• [The exercise] Send back the entries below exactly as they appear.

• [Record extracts]
--- start ---

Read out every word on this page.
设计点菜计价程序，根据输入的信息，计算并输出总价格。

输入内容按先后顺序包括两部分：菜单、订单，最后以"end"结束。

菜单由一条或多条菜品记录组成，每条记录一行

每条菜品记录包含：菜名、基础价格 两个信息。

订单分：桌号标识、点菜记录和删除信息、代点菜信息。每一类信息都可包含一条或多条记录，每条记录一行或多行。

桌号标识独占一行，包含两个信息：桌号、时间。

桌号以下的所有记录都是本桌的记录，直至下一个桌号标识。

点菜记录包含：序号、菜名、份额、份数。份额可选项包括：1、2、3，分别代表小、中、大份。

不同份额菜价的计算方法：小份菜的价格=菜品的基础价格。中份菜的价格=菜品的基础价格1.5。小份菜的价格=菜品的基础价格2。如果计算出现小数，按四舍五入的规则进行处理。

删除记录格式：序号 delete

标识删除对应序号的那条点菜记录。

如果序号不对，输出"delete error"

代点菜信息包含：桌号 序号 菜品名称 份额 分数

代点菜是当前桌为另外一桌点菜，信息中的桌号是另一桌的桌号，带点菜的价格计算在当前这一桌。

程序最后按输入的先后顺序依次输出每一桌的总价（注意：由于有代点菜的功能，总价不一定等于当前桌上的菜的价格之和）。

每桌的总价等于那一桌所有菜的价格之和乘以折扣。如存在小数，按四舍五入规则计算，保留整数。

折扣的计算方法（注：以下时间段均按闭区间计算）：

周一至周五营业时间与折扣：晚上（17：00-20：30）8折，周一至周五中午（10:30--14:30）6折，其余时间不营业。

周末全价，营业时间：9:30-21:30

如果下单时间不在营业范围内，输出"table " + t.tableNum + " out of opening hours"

--- end ---

• [Solution to the exercise]
Read out every word on this page.
设计点菜计价程序，根据输入的信息，计算并输出总价格。

输入内容按先后顺序包括两部分：菜单、订单，最后以"end"结束。

菜单由一条或多条菜品记录组成，每条记录一行

每条菜品记录包含：菜名、基础价格 两个信息。

订单分：桌号标识、点菜记录和删除信息、代点菜信息。每一类信息都可包含一条或多条记录，每条记录一行或多行。

桌号标识独占一行，包含两个信息：桌号、时间。

桌号以下的所有记录都是本桌的记录，直至下一个桌号标识。

点菜记录包含：序号、菜名、份额、份数。份额可选项包括：1、2、3，分别代表小、中、大份。

不同份额菜价的计算方法：小份菜的价格=菜品的基础价格。中份菜的价格=菜品的基础价格1.5。小份菜的价格=菜品的基础价格2。如果计算出现小数，按四舍五入的规则进行处理。

删除记录格式：序号 delete

标识删除对应序号的那条点菜记录。

如果序号不对，输出"delete error"

代点菜信息包含：桌号 序号 菜品名称 份额 分数

代点菜是当前桌为另外一桌点菜，信息中的桌号是另一桌的桌号，带点菜的价格计算在当前这一桌。

程序最后按输入的先后顺序依次输出每一桌的总价（注意：由于有代点菜的功能，总价不一定等于当前桌上的菜的价格之和）。

每桌的总价等于那一桌所有菜的价格之和乘以折扣。如存在小数，按四舍五入规则计算，保留整数。

折扣的计算方法（注：以下时间段均按闭区间计算）：

周一至周五营业时间与折扣：晚上（17：00-20：30）8折，周一至周五中午（10:30--14:30）6折，其余时间不营业。

周末全价，营业时间：9:30-21:30

如果下单时间不在营业范围内，输出"table " + t.tableNum + " out of opening hours"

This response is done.